• PROBLEM TO SOLVE:
Leave out the pictures and repeat everything else in the records exactly.

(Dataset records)
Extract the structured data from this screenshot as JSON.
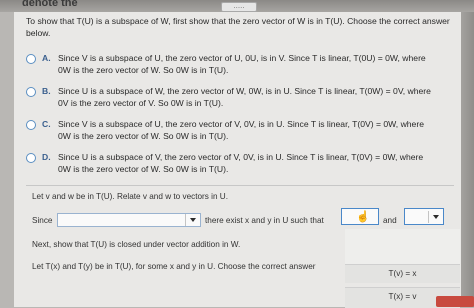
{
  "header": {
    "cut_text": "denote the",
    "handle_label": "....."
  },
  "question": "To show that T(U) is a subspace of W, first show that the zero vector of W is in T(U). Choose the correct answer below.",
  "options": [
    {
      "letter": "A.",
      "line1": "Since V is a subspace of U, the zero vector of U, 0U, is in V. Since T is linear, T(0U) = 0W, where",
      "line2": "0W is the zero vector of W. So 0W is in T(U)."
    },
    {
      "letter": "B.",
      "line1": "Since U is a subspace of W, the zero vector of W, 0W, is in U. Since T is linear, T(0W) = 0V, where",
      "line2": "0V is the zero vector of V. So 0W is in T(U)."
    },
    {
      "letter": "C.",
      "line1": "Since V is a subspace of U, the zero vector of V, 0V, is in U. Since T is linear, T(0V) = 0W, where",
      "line2": "0W is the zero vector of W. So 0W is in T(U)."
    },
    {
      "letter": "D.",
      "line1": "Since U is a subspace of V, the zero vector of V, 0V, is in U. Since T is linear, T(0V) = 0W, where",
      "line2": "0W is the zero vector of W. So 0W is in T(U)."
    }
  ],
  "relate_line": "Let v and w be in T(U). Relate v and w to vectors in U.",
  "since_label": "Since",
  "there_exist": "there exist x and y in U such that",
  "and_label": "and",
  "closure_line": "Next, show that T(U) is closed under vector addition in W.",
  "let_line": "Let T(x) and T(y) be in T(U), for some x and y in U. Choose the correct answer",
  "tv_options": [
    "T(v) = x",
    "T(x) = v"
  ]
}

• EXERCISE RESULT:
Extract the structured data from this screenshot as JSON.
{
  "header": {
    "cut_text": "denote the",
    "handle_label": "....."
  },
  "question": "To show that T(U) is a subspace of W, first show that the zero vector of W is in T(U). Choose the correct answer below.",
  "options": [
    {
      "letter": "A.",
      "line1": "Since V is a subspace of U, the zero vector of U, 0U, is in V. Since T is linear, T(0U) = 0W, where",
      "line2": "0W is the zero vector of W. So 0W is in T(U)."
    },
    {
      "letter": "B.",
      "line1": "Since U is a subspace of W, the zero vector of W, 0W, is in U. Since T is linear, T(0W) = 0V, where",
      "line2": "0V is the zero vector of V. So 0W is in T(U)."
    },
    {
      "letter": "C.",
      "line1": "Since V is a subspace of U, the zero vector of V, 0V, is in U. Since T is linear, T(0V) = 0W, where",
      "line2": "0W is the zero vector of W. So 0W is in T(U)."
    },
    {
      "letter": "D.",
      "line1": "Since U is a subspace of V, the zero vector of V, 0V, is in U. Since T is linear, T(0V) = 0W, where",
      "line2": "0W is the zero vector of W. So 0W is in T(U)."
    }
  ],
  "relate_line": "Let v and w be in T(U). Relate v and w to vectors in U.",
  "since_label": "Since",
  "there_exist": "there exist x and y in U such that",
  "and_label": "and",
  "closure_line": "Next, show that T(U) is closed under vector addition in W.",
  "let_line": "Let T(x) and T(y) be in T(U), for some x and y in U. Choose the correct answer",
  "tv_options": [
    "T(v) = x",
    "T(x) = v"
  ]
}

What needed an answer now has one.